*** DATASET EXCERPTS

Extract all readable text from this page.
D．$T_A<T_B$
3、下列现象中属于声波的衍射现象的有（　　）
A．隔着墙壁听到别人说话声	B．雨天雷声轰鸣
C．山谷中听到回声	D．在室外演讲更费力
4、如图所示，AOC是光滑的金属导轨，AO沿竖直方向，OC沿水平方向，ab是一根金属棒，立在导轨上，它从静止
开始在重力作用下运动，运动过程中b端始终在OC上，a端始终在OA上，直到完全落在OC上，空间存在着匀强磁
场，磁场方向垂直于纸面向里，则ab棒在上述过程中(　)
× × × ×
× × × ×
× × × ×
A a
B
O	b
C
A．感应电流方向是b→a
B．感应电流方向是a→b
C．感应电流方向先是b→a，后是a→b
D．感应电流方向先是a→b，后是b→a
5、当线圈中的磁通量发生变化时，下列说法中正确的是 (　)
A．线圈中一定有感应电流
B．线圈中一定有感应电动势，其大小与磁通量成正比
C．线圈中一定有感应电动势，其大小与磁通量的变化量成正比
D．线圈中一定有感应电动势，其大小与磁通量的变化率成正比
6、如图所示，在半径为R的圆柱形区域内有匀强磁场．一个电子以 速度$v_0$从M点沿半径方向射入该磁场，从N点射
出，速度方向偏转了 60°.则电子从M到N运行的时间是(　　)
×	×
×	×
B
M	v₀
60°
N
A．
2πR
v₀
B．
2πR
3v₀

******

◆ DIRECTIONS ◆
Please output every record, keeping each line exact.

◆ RESULT OF THIS EXERCISE ◆
Extract all readable text from this page.
D．$T_A<T_B$
3、下列现象中属于声波的衍射现象的有（　　）
A．隔着墙壁听到别人说话声	B．雨天雷声轰鸣
C．山谷中听到回声	D．在室外演讲更费力
4、如图所示，AOC是光滑的金属导轨，AO沿竖直方向，OC沿水平方向，ab是一根金属棒，立在导轨上，它从静止
开始在重力作用下运动，运动过程中b端始终在OC上，a端始终在OA上，直到完全落在OC上，空间存在着匀强磁
场，磁场方向垂直于纸面向里，则ab棒在上述过程中(　)
× × × ×
× × × ×
× × × ×
A a
B
O	b
C
A．感应电流方向是b→a
B．感应电流方向是a→b
C．感应电流方向先是b→a，后是a→b
D．感应电流方向先是a→b，后是b→a
5、当线圈中的磁通量发生变化时，下列说法中正确的是 (　)
A．线圈中一定有感应电流
B．线圈中一定有感应电动势，其大小与磁通量成正比
C．线圈中一定有感应电动势，其大小与磁通量的变化量成正比
D．线圈中一定有感应电动势，其大小与磁通量的变化率成正比
6、如图所示，在半径为R的圆柱形区域内有匀强磁场．一个电子以 速度$v_0$从M点沿半径方向射入该磁场，从N点射
出，速度方向偏转了 60°.则电子从M到N运行的时间是(　　)
×	×
×	×
B
M	v₀
60°
N
A．
2πR
v₀
B．
2πR
3v₀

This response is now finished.